Pick out each line containing the string "type" and copy it.

* [Source material]
● ● ● ● ● ● ●

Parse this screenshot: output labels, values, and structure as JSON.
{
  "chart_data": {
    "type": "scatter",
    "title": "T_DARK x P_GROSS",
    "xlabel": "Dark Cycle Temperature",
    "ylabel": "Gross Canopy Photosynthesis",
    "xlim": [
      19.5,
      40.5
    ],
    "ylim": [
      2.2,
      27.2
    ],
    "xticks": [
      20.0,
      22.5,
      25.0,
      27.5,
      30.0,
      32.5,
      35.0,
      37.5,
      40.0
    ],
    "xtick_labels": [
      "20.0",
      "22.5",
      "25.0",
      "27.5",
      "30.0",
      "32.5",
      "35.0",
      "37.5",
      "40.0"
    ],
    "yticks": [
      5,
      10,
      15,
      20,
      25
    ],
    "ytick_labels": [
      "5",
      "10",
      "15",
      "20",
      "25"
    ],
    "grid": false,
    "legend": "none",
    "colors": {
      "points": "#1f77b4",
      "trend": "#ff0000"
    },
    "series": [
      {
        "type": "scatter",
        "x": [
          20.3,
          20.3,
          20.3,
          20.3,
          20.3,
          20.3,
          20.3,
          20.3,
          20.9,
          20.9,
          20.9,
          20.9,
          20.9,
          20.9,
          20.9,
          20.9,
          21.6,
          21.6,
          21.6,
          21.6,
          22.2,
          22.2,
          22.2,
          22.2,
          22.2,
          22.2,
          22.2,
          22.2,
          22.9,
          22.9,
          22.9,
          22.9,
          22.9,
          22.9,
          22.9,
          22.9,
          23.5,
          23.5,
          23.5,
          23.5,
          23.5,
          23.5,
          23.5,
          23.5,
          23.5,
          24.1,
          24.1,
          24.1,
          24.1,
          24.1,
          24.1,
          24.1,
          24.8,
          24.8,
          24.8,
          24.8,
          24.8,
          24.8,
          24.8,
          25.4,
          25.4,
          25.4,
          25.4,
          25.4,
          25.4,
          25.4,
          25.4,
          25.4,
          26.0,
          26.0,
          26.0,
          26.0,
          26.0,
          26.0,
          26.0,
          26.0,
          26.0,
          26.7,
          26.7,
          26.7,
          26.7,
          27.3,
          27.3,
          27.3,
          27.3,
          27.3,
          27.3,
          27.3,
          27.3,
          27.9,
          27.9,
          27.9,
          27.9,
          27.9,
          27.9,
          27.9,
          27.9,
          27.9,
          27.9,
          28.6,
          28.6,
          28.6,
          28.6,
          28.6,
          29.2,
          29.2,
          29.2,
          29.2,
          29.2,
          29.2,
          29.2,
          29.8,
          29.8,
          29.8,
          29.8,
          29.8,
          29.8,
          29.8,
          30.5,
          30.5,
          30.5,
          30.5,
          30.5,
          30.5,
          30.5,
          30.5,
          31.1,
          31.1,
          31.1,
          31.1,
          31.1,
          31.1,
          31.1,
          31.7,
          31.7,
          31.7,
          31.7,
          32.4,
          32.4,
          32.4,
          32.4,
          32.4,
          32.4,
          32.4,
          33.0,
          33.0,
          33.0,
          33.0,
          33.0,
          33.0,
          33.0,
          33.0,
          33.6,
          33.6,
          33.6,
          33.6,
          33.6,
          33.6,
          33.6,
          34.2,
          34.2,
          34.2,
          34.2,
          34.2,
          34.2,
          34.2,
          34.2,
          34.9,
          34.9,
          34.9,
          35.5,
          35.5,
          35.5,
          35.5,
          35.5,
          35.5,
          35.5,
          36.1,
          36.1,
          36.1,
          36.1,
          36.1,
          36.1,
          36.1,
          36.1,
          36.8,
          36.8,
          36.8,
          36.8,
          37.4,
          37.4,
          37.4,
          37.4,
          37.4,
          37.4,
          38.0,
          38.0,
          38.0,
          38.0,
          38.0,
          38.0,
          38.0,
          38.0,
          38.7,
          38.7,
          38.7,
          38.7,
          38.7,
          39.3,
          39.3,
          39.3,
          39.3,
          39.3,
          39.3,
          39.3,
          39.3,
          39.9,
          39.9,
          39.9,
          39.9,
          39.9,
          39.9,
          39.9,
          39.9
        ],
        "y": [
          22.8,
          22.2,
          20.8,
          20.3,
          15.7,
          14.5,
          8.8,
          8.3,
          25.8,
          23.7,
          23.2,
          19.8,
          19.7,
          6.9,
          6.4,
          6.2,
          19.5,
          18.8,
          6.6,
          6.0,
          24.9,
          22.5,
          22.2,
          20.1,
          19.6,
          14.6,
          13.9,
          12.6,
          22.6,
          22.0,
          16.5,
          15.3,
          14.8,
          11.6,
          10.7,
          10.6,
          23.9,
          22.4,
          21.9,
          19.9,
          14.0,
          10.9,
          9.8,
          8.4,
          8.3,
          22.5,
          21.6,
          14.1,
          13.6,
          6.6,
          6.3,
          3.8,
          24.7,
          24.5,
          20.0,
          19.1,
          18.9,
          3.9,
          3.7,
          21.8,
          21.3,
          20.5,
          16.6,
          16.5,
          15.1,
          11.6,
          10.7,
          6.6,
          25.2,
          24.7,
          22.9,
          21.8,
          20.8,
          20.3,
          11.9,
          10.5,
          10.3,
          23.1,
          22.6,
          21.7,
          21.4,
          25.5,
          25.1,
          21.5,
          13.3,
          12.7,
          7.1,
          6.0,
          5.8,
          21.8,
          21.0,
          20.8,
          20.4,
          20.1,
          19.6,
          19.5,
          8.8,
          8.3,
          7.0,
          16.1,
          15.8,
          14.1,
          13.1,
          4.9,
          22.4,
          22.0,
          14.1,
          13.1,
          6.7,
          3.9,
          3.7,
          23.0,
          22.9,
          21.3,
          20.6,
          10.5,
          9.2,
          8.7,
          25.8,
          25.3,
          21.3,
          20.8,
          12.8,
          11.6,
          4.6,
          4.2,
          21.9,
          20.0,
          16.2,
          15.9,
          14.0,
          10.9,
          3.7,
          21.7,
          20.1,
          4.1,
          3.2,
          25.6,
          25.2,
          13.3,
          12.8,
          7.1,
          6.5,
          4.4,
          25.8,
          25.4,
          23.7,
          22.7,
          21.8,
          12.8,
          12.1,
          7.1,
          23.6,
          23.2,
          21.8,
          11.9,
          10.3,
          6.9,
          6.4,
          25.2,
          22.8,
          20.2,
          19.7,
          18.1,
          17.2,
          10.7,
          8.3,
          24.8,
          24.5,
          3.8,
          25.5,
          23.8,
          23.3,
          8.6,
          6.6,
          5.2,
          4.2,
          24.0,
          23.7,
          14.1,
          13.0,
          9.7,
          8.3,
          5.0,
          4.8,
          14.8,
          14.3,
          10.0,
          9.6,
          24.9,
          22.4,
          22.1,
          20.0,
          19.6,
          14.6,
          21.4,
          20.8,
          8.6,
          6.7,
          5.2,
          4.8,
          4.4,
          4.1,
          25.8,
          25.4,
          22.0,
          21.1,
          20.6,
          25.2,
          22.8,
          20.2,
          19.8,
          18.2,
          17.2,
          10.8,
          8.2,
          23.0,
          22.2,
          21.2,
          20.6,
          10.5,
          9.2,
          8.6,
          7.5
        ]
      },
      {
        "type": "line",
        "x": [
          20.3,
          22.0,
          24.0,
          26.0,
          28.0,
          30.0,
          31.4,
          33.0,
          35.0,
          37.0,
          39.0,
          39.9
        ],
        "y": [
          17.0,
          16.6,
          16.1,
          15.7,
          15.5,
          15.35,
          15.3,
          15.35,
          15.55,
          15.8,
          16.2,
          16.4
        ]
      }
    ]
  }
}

● ● ● ● ● ● ●

* [Answer below]
    "type": "scatter",
        "type": "scatter",
        "type": "line",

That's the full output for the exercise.